Brief -> Select and reproduce each line of the listing below that bears the string "mutu".

[START OF Dataset content]

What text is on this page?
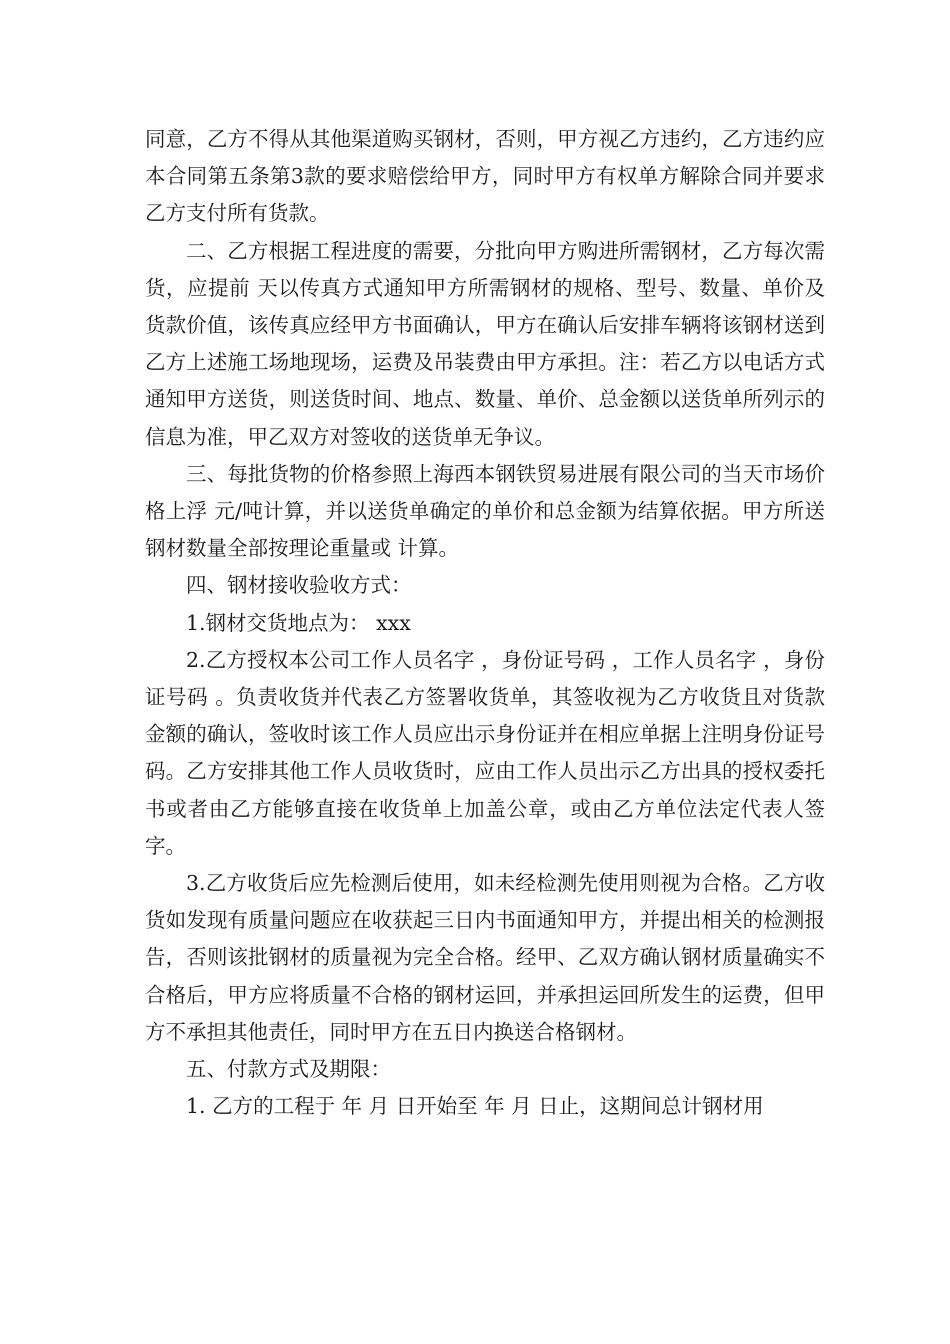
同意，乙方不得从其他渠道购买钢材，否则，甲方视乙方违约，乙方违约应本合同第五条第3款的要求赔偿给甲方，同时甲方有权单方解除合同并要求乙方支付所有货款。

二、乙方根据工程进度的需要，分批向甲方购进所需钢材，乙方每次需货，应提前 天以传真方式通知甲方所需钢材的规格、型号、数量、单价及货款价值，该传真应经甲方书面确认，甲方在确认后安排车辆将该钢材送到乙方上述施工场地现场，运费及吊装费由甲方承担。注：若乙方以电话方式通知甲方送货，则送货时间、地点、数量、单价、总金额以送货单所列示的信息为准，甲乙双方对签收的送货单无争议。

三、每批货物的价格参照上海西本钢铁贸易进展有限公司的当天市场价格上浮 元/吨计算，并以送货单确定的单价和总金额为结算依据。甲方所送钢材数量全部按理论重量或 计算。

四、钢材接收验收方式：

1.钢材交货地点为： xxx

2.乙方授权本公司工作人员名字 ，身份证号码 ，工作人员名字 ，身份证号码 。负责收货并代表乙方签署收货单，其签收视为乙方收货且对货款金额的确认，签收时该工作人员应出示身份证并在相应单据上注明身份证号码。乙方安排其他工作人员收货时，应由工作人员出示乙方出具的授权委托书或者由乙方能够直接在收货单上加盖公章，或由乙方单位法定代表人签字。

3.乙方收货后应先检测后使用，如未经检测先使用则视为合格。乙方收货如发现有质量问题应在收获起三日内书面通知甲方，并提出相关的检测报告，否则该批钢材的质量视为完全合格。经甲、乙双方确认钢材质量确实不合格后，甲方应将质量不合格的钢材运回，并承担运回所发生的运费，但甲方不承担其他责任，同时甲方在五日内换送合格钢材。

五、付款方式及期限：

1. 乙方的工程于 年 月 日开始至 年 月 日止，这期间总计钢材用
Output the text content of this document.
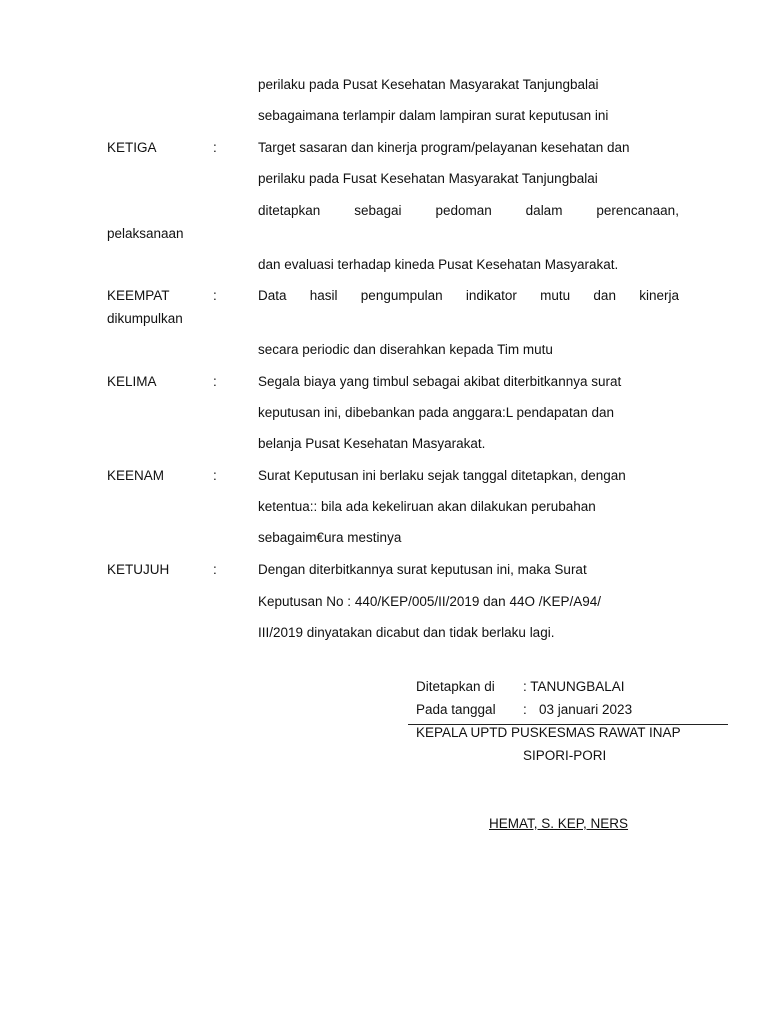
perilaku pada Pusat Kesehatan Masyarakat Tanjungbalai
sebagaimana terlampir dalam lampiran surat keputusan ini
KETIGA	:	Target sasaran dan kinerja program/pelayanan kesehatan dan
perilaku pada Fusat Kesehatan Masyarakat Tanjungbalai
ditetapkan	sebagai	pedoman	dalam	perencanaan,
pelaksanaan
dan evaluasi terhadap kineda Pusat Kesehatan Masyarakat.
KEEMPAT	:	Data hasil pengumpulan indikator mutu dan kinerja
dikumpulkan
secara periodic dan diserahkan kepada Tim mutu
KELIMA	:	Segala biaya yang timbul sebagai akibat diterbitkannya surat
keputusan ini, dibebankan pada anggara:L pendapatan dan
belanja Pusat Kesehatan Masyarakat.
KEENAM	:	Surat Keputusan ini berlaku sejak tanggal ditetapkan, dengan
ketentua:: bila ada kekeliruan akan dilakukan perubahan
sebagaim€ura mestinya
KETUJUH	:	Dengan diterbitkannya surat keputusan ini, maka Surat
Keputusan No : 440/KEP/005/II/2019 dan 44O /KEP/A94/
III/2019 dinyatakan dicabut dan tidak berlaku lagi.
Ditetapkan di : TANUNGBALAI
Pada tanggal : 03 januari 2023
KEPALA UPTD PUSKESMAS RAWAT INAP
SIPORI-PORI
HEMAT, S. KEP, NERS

[END OF Dataset content]

Problem solution ->
KEEMPAT	:	Data hasil pengumpulan indikator mutu dan kinerja
secara periodic dan diserahkan kepada Tim mutu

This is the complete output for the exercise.